**Problem to work on**
Find the string "avaient" in the listing and report every line that has it.
────────
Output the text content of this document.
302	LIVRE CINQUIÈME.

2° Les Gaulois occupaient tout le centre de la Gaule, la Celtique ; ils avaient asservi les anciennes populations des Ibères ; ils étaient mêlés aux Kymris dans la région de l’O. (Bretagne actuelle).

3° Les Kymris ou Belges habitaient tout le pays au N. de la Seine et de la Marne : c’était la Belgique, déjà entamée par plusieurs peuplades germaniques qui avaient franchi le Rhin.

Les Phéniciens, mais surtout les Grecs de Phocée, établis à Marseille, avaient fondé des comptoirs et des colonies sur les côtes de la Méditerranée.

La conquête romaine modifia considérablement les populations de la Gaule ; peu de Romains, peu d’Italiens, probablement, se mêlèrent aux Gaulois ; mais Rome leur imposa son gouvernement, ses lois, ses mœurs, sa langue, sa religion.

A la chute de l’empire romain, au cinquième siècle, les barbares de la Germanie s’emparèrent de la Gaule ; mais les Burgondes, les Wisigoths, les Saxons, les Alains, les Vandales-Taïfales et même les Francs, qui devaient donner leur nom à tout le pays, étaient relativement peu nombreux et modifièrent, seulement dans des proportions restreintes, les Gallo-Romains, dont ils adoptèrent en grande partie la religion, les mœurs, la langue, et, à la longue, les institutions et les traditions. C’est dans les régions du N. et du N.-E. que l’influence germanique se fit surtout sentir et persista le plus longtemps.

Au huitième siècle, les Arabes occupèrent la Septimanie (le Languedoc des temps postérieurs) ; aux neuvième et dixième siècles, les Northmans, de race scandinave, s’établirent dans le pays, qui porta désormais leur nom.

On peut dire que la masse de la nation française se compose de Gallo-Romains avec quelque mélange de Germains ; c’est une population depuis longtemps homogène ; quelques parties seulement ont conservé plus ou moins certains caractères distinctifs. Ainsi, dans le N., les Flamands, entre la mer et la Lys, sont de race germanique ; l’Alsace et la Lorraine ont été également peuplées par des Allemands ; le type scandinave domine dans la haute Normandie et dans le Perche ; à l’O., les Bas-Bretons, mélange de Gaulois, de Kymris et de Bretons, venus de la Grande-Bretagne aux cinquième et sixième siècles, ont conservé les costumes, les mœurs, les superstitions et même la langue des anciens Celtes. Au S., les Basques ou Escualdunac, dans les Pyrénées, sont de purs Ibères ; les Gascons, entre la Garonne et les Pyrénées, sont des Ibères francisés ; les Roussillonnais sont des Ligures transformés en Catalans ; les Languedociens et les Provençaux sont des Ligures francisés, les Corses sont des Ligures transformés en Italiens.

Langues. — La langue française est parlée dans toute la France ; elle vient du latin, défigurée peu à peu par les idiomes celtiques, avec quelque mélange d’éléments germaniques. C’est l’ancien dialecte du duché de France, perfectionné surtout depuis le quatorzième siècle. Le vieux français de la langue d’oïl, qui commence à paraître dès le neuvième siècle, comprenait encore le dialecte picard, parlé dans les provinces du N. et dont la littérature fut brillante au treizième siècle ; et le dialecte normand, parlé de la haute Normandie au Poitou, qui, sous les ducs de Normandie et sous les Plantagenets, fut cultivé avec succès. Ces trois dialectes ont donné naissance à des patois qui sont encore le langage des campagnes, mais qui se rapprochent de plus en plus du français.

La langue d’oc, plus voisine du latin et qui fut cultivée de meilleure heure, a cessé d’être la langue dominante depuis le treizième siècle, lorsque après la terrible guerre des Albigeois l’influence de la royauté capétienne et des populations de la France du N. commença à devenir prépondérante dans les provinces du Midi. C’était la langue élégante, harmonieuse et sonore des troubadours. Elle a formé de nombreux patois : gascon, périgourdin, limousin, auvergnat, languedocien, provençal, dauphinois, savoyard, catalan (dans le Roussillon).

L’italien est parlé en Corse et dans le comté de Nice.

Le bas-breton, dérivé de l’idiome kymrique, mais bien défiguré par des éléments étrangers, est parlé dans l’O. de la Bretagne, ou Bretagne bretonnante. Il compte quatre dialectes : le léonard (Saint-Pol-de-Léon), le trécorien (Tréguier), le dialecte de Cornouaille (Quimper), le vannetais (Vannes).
────────
**Answer for this exercise**
2° Les Gaulois occupaient tout le centre de la Gaule, la Celtique ; ils avaient asservi les anciennes populations des Ibères ; ils étaient mêlés aux Kymris dans la région de l’O. (Bretagne actuelle).
3° Les Kymris ou Belges habitaient tout le pays au N. de la Seine et de la Marne : c’était la Belgique, déjà entamée par plusieurs peuplades germaniques qui avaient franchi le Rhin.
Les Phéniciens, mais surtout les Grecs de Phocée, établis à Marseille, avaient fondé des comptoirs et des colonies sur les côtes de la Méditerranée.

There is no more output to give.